Your task is to repeat the entries underneath exactly, minus the pictures.

======== The records ========

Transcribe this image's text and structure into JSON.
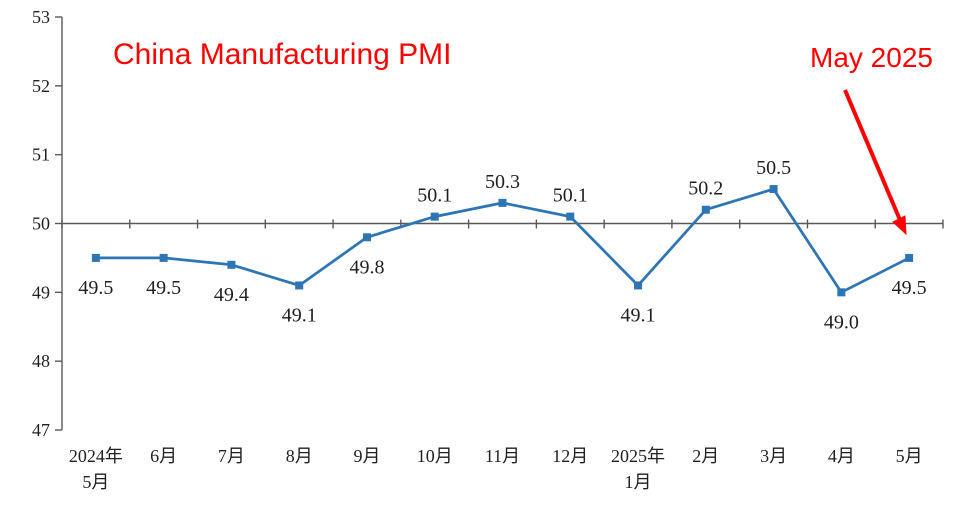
{
  "page": {
    "background": "#FFFFFF"
  },
  "chart_data": {
    "type": "line",
    "title": "China Manufacturing PMI",
    "title_color": "#FF0000",
    "annotation": {
      "text": "May 2025",
      "color": "#FF0000"
    },
    "categories": [
      [
        "2024年",
        "5月"
      ],
      [
        "6月"
      ],
      [
        "7月"
      ],
      [
        "8月"
      ],
      [
        "9月"
      ],
      [
        "10月"
      ],
      [
        "11月"
      ],
      [
        "12月"
      ],
      [
        "2025年",
        "1月"
      ],
      [
        "2月"
      ],
      [
        "3月"
      ],
      [
        "4月"
      ],
      [
        "5月"
      ]
    ],
    "values": [
      49.5,
      49.5,
      49.4,
      49.1,
      49.8,
      50.1,
      50.3,
      50.1,
      49.1,
      50.2,
      50.5,
      49.0,
      49.5
    ],
    "data_labels": [
      "49.5",
      "49.5",
      "49.4",
      "49.1",
      "49.8",
      "50.1",
      "50.3",
      "50.1",
      "49.1",
      "50.2",
      "50.5",
      "49.0",
      "49.5"
    ],
    "label_positions": [
      "below",
      "below",
      "below",
      "below",
      "below",
      "above",
      "above",
      "above",
      "below",
      "above",
      "above",
      "below",
      "below"
    ],
    "ylim": [
      47,
      53
    ],
    "ytick_step": 1,
    "ytick_labels": [
      "53",
      "52",
      "51",
      "50",
      "49",
      "48",
      "47"
    ],
    "axis_cross_value": 50,
    "line_color": "#2E75B6",
    "marker": "square",
    "axis_color": "#595959",
    "text_color": "#1F1F1F",
    "grid": "off",
    "legend": "none"
  }
}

========

Exercise answer →
Transcribe this image's text and structure into JSON.
{
  "page": {
    "background": "#FFFFFF"
  },
  "chart_data": {
    "type": "line",
    "title": "China Manufacturing PMI",
    "title_color": "#FF0000",
    "annotation": {
      "text": "May 2025",
      "color": "#FF0000"
    },
    "categories": [
      [
        "2024年",
        "5月"
      ],
      [
        "6月"
      ],
      [
        "7月"
      ],
      [
        "8月"
      ],
      [
        "9月"
      ],
      [
        "10月"
      ],
      [
        "11月"
      ],
      [
        "12月"
      ],
      [
        "2025年",
        "1月"
      ],
      [
        "2月"
      ],
      [
        "3月"
      ],
      [
        "4月"
      ],
      [
        "5月"
      ]
    ],
    "values": [
      49.5,
      49.5,
      49.4,
      49.1,
      49.8,
      50.1,
      50.3,
      50.1,
      49.1,
      50.2,
      50.5,
      49.0,
      49.5
    ],
    "data_labels": [
      "49.5",
      "49.5",
      "49.4",
      "49.1",
      "49.8",
      "50.1",
      "50.3",
      "50.1",
      "49.1",
      "50.2",
      "50.5",
      "49.0",
      "49.5"
    ],
    "label_positions": [
      "below",
      "below",
      "below",
      "below",
      "below",
      "above",
      "above",
      "above",
      "below",
      "above",
      "above",
      "below",
      "below"
    ],
    "ylim": [
      47,
      53
    ],
    "ytick_step": 1,
    "ytick_labels": [
      "53",
      "52",
      "51",
      "50",
      "49",
      "48",
      "47"
    ],
    "axis_cross_value": 50,
    "line_color": "#2E75B6",
    "marker": "square",
    "axis_color": "#595959",
    "text_color": "#1F1F1F",
    "grid": "off",
    "legend": "none"
  }
}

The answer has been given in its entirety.